>> Begin
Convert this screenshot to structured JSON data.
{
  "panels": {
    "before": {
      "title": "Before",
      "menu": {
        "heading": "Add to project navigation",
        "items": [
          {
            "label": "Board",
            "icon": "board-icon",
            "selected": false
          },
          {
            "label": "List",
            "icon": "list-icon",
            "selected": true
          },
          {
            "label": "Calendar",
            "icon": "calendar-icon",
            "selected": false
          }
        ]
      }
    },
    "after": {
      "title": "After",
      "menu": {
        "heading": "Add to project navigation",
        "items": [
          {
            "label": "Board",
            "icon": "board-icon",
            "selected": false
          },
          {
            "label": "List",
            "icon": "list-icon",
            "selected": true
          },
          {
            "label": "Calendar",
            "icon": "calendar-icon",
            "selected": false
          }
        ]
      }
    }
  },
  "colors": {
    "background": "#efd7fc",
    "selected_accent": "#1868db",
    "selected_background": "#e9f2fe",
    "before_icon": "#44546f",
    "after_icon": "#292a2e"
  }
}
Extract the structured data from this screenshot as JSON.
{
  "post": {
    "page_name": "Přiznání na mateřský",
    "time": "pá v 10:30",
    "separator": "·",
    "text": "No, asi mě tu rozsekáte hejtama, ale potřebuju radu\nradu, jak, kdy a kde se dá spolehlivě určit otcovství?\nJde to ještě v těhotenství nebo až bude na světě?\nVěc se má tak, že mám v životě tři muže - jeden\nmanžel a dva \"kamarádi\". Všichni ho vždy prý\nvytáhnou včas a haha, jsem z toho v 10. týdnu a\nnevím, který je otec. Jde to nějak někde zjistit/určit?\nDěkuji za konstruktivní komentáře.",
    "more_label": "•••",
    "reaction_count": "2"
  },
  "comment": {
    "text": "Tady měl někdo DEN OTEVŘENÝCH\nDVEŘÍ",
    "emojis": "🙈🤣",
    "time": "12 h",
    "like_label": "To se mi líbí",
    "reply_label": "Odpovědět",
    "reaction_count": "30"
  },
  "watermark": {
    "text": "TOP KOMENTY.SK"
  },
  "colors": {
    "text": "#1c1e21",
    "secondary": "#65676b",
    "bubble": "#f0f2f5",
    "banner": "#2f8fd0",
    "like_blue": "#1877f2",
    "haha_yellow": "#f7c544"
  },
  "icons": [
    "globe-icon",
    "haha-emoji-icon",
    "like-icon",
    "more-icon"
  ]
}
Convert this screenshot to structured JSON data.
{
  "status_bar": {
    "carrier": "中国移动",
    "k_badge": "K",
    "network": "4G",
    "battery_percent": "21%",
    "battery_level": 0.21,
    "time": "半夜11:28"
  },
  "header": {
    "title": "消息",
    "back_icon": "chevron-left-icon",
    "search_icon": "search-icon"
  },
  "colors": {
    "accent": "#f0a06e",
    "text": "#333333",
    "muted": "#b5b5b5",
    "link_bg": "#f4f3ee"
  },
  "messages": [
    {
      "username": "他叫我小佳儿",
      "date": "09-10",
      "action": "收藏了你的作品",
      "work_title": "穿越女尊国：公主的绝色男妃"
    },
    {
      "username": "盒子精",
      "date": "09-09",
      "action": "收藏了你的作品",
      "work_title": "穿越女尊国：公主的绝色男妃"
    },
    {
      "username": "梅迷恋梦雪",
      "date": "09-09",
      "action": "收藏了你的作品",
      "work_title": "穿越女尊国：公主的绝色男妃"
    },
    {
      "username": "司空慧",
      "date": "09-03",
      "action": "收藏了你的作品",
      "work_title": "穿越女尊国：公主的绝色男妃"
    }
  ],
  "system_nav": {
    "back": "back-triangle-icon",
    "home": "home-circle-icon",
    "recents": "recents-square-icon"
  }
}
>> End
* **What to do**
Look through the records and gather each line with the word "date".

* **The solution**
      "date": "09-10",
      "date": "09-09",
      "date": "09-09",
      "date": "09-03",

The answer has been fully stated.